*Problem description*
Note each line where "Tagbetrieb" appears, and copy it.

Stored data
========================================================================

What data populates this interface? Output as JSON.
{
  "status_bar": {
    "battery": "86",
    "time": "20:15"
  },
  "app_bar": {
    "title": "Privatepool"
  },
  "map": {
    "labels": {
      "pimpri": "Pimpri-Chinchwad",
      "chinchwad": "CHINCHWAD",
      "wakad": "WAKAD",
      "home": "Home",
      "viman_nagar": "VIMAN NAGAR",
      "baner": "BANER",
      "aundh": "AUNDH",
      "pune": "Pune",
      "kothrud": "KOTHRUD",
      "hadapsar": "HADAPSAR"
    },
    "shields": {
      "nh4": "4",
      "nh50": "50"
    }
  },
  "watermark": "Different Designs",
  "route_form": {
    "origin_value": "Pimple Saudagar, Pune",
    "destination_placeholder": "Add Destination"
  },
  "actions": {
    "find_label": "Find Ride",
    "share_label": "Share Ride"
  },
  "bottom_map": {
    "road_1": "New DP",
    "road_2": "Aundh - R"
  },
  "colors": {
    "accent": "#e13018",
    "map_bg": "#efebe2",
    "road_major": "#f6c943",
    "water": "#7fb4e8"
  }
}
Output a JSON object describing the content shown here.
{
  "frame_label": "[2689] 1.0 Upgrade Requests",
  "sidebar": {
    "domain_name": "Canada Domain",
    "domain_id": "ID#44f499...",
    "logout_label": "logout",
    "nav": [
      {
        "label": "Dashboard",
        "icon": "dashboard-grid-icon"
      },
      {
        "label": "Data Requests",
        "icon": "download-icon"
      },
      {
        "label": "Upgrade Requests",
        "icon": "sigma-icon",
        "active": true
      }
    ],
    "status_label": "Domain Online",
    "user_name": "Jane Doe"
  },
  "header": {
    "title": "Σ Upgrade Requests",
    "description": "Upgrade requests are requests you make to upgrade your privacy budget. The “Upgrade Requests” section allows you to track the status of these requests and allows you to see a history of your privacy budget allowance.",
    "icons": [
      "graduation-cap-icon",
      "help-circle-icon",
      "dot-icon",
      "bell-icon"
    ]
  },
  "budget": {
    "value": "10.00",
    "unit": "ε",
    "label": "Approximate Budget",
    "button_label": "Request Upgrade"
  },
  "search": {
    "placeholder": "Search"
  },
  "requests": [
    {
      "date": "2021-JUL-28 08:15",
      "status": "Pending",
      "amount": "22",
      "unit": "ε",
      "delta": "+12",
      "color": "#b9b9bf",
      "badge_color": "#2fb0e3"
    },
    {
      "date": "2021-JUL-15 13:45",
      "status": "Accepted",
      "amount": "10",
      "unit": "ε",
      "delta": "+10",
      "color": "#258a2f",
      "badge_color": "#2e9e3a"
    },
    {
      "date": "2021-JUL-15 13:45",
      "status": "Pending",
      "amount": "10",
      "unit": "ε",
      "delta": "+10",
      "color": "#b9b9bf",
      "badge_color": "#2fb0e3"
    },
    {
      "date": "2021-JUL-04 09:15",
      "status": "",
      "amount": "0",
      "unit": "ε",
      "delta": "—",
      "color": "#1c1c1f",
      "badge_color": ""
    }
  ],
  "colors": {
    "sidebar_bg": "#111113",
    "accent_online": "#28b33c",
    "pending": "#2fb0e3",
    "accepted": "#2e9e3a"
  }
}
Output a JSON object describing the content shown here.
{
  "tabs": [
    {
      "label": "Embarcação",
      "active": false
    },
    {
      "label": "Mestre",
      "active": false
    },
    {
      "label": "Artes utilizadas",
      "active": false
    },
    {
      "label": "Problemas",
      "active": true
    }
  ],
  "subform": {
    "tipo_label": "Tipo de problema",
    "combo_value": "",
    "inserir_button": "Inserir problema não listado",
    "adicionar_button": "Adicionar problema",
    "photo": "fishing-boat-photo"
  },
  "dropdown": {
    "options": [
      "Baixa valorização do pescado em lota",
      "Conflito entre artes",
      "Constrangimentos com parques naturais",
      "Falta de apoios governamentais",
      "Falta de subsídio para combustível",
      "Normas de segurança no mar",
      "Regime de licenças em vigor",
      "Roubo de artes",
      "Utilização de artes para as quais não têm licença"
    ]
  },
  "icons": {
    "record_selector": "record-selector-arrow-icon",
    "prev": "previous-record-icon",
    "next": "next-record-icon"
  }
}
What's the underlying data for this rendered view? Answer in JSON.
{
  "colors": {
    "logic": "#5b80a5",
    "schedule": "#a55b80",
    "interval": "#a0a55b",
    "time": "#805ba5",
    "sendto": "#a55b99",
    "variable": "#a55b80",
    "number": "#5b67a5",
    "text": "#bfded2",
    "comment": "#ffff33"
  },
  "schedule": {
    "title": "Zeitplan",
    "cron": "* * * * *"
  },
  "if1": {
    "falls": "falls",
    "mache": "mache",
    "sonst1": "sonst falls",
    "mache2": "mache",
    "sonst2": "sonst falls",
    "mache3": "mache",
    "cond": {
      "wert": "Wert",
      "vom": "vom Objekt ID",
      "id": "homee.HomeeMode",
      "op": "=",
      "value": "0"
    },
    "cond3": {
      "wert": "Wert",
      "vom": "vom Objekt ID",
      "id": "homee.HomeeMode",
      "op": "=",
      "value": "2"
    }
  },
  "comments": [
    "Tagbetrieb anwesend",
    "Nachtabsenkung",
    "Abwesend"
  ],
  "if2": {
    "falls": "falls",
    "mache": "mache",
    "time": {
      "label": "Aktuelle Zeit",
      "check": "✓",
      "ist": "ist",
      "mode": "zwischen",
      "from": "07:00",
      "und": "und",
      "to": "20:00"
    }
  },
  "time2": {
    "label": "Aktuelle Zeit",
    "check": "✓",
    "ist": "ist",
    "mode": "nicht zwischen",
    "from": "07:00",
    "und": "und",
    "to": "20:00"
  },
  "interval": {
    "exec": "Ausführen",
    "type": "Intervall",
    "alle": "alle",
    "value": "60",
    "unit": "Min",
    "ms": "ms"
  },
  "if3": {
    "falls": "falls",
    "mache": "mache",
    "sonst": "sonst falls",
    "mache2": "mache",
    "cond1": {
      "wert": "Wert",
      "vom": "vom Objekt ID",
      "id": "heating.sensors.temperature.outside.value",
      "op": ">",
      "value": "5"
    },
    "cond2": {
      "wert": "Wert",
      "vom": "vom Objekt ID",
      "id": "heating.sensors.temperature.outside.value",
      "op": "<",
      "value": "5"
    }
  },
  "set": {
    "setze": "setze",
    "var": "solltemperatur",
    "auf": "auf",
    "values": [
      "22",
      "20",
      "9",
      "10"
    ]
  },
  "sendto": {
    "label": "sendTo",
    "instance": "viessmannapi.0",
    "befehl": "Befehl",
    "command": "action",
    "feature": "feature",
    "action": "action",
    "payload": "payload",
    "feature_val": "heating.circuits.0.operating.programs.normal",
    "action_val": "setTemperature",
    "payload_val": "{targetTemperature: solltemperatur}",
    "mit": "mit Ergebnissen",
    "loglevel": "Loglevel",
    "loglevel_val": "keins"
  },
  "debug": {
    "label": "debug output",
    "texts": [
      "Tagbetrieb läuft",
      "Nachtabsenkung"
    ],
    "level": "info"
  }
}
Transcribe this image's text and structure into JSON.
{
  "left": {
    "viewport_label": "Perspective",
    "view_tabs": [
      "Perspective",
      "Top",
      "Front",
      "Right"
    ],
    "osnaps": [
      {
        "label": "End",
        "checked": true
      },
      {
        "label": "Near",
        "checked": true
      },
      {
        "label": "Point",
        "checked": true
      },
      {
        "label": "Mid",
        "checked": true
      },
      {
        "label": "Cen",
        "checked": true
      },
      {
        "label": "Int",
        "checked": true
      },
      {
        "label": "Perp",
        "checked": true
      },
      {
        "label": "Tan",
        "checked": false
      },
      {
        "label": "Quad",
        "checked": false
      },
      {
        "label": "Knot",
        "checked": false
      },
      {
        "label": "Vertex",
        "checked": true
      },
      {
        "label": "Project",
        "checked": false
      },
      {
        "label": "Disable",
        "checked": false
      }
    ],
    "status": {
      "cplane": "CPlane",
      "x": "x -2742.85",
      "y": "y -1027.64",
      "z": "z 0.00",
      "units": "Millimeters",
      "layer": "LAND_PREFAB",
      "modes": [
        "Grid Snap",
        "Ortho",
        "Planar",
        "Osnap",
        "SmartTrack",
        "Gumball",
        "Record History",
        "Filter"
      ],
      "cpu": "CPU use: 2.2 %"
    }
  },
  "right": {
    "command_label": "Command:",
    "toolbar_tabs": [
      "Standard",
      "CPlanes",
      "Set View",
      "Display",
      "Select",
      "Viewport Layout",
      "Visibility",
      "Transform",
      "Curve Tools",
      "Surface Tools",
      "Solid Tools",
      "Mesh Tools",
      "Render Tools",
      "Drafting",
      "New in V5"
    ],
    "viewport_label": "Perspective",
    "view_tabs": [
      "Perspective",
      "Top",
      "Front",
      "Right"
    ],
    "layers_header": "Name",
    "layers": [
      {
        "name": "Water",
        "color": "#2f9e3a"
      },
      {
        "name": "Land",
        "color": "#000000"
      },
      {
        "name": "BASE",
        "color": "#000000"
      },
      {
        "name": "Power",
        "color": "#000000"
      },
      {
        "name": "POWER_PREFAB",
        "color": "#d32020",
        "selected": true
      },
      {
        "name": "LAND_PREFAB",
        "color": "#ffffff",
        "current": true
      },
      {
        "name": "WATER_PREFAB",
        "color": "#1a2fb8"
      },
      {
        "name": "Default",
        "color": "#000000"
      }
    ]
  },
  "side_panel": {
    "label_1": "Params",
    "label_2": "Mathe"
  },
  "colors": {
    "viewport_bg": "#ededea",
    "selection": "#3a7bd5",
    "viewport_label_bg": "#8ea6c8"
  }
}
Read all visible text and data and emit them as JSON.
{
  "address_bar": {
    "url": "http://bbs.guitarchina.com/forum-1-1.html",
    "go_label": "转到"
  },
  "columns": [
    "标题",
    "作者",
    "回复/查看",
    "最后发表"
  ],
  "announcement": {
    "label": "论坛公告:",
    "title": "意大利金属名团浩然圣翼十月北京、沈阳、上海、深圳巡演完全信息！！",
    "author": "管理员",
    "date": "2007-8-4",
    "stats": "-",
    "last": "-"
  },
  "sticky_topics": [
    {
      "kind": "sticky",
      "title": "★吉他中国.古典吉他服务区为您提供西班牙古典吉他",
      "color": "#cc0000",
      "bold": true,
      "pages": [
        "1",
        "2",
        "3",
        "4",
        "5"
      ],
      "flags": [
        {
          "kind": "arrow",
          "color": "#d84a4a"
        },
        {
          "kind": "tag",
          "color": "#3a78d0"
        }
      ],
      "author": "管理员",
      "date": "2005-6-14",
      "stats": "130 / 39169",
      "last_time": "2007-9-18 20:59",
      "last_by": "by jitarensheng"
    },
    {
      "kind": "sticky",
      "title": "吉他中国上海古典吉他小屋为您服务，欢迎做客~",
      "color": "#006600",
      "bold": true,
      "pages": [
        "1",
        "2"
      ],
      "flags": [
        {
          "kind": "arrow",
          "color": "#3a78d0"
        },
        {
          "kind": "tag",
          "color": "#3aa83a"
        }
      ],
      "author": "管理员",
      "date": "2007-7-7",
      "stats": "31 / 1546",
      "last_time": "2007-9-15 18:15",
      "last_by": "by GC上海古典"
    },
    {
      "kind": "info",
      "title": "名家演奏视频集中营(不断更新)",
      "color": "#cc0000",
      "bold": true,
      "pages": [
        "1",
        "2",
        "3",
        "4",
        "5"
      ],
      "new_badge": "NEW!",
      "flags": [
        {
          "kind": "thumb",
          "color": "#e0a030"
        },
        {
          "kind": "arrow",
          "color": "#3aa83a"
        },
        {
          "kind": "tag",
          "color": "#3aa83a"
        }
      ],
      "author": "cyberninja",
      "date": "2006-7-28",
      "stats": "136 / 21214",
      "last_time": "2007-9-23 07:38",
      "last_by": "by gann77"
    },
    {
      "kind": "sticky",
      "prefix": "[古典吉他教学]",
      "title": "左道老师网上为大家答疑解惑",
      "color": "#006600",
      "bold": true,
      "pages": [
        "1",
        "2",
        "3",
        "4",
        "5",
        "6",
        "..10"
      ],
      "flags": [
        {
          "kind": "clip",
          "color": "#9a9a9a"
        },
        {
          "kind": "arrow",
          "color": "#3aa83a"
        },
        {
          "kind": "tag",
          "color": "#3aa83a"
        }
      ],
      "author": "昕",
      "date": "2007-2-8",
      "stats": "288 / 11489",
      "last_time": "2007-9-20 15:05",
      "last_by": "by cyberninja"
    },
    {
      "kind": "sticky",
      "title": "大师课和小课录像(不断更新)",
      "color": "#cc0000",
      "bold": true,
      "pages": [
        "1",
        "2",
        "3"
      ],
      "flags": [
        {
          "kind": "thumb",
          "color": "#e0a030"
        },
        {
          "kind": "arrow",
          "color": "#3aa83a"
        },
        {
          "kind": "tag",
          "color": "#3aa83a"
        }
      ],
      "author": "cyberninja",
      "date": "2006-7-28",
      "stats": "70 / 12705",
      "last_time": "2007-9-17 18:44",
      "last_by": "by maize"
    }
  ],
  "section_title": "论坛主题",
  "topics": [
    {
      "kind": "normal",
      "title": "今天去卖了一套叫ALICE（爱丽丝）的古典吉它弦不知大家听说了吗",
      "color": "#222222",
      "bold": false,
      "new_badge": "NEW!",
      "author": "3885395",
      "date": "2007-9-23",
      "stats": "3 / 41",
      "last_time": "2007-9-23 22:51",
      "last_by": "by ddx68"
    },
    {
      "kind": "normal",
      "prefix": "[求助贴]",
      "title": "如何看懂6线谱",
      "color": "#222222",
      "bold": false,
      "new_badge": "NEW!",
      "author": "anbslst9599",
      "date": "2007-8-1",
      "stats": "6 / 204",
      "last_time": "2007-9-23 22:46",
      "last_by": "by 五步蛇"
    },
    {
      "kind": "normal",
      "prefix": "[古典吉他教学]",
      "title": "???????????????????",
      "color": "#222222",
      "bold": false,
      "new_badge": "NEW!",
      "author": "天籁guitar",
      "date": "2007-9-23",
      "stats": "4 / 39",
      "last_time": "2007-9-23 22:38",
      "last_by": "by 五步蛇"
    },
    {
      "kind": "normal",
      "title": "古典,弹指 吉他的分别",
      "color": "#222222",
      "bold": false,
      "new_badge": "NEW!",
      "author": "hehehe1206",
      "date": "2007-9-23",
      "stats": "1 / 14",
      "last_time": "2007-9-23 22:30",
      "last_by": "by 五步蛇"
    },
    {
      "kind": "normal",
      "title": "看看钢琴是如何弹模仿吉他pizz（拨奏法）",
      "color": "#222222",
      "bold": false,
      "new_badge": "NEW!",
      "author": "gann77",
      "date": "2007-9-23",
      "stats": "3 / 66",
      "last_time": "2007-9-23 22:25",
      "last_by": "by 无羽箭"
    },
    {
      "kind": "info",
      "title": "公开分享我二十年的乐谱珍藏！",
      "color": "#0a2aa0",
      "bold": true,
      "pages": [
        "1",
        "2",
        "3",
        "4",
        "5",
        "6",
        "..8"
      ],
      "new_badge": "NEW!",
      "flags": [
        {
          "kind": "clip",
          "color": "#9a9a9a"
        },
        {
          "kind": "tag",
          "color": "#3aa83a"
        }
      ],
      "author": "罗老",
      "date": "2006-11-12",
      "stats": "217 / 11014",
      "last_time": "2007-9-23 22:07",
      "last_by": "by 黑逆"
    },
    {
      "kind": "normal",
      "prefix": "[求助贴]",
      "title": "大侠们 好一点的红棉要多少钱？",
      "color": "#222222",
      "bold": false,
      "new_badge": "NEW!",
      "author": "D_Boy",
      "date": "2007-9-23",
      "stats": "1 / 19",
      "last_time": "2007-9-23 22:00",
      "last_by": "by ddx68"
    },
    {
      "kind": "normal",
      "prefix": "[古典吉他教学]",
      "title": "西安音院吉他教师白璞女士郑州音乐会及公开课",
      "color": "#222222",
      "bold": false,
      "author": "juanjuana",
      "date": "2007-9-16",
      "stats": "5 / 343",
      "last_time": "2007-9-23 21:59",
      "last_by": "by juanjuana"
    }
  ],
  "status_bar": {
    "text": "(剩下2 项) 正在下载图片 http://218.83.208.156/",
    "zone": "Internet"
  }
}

========================================================================

*Exercise solution*
    "Tagbetrieb anwesend",
      "Tagbetrieb läuft",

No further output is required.